= Problem details =
In the data that follows, count the lines in which the word "Зубатка" occurs, and report that figure alone.

= Available data =
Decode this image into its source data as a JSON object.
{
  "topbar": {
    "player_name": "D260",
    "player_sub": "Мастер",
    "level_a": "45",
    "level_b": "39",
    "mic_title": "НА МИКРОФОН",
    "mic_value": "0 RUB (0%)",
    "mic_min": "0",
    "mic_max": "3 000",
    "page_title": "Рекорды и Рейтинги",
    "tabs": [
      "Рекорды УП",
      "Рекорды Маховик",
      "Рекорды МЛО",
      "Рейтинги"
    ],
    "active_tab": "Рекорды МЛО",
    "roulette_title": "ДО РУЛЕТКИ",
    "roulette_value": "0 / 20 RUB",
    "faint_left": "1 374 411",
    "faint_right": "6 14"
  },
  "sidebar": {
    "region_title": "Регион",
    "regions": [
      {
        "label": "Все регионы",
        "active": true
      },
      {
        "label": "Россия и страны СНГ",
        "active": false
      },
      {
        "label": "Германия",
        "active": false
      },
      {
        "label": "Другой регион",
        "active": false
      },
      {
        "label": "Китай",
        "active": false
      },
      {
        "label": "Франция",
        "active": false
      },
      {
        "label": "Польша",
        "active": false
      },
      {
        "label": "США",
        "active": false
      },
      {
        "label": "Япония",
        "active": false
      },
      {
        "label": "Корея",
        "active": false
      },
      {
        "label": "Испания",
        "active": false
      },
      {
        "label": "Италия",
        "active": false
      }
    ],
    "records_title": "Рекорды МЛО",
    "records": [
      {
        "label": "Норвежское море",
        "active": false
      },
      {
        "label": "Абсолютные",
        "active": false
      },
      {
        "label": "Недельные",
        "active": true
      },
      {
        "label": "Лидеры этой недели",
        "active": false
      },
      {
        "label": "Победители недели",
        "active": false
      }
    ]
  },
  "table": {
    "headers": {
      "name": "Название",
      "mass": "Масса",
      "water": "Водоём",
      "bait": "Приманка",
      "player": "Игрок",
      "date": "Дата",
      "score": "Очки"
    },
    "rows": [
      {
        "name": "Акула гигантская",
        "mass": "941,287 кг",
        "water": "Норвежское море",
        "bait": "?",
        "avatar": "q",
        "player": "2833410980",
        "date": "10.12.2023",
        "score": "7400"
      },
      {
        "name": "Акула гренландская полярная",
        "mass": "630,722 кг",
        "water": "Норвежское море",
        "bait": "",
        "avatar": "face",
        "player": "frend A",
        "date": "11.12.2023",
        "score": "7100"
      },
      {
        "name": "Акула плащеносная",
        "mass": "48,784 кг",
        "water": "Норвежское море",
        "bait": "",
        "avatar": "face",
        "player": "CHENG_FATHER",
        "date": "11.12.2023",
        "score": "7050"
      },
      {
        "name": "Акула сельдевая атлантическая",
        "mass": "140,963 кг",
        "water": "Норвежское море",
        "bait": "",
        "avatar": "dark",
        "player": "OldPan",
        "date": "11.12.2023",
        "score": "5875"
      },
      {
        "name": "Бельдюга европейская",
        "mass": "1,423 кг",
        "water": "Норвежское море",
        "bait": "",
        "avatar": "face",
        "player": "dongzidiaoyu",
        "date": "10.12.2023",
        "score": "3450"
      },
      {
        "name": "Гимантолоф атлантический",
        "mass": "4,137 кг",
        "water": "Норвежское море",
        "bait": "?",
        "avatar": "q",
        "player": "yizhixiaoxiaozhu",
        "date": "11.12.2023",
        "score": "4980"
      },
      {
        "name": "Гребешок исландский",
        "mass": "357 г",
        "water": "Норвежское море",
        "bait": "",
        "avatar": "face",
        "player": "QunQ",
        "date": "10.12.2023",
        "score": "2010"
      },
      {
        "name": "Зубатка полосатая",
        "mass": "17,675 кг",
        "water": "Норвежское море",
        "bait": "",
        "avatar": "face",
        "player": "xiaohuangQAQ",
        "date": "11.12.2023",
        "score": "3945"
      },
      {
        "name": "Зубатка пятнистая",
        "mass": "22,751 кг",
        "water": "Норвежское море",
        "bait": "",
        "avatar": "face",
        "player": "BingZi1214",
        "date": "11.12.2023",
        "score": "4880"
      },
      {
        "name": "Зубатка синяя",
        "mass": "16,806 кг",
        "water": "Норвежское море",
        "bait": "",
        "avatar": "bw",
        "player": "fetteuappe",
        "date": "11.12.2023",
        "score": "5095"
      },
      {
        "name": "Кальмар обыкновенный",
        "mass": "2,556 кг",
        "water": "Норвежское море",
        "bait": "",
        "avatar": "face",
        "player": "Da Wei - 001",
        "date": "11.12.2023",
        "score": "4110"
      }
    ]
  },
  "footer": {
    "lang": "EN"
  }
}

= Answer =
3